■ Brief
Without omitting anything, return the records precisely as given.

Saved entries:
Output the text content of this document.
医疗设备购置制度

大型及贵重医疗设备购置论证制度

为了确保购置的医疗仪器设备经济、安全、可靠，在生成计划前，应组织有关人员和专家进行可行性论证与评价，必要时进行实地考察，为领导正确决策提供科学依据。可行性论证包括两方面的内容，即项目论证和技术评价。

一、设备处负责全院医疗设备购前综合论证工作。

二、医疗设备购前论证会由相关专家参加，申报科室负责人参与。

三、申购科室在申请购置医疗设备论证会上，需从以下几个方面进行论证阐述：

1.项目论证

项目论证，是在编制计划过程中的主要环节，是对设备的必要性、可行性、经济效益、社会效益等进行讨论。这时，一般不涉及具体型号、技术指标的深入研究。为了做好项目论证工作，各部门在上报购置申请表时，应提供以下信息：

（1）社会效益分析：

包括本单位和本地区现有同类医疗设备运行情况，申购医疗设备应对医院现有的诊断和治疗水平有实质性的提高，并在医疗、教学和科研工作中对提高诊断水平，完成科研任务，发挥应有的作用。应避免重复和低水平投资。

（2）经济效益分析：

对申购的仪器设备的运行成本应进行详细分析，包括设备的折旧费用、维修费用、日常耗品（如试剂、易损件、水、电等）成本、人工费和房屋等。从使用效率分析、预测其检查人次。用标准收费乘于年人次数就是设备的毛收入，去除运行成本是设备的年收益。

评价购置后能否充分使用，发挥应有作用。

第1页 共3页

■ Result below
Output the text content of this document.
医疗设备购置制度

大型及贵重医疗设备购置论证制度

为了确保购置的医疗仪器设备经济、安全、可靠，在生成计划前，应组织有关人员和专家进行可行性论证与评价，必要时进行实地考察，为领导正确决策提供科学依据。可行性论证包括两方面的内容，即项目论证和技术评价。

一、设备处负责全院医疗设备购前综合论证工作。

二、医疗设备购前论证会由相关专家参加，申报科室负责人参与。

三、申购科室在申请购置医疗设备论证会上，需从以下几个方面进行论证阐述：

1.项目论证

项目论证，是在编制计划过程中的主要环节，是对设备的必要性、可行性、经济效益、社会效益等进行讨论。这时，一般不涉及具体型号、技术指标的深入研究。为了做好项目论证工作，各部门在上报购置申请表时，应提供以下信息：

（1）社会效益分析：

包括本单位和本地区现有同类医疗设备运行情况，申购医疗设备应对医院现有的诊断和治疗水平有实质性的提高，并在医疗、教学和科研工作中对提高诊断水平，完成科研任务，发挥应有的作用。应避免重复和低水平投资。

（2）经济效益分析：

对申购的仪器设备的运行成本应进行详细分析，包括设备的折旧费用、维修费用、日常耗品（如试剂、易损件、水、电等）成本、人工费和房屋等。从使用效率分析、预测其检查人次。用标准收费乘于年人次数就是设备的毛收入，去除运行成本是设备的年收益。

评价购置后能否充分使用，发挥应有作用。

第1页 共3页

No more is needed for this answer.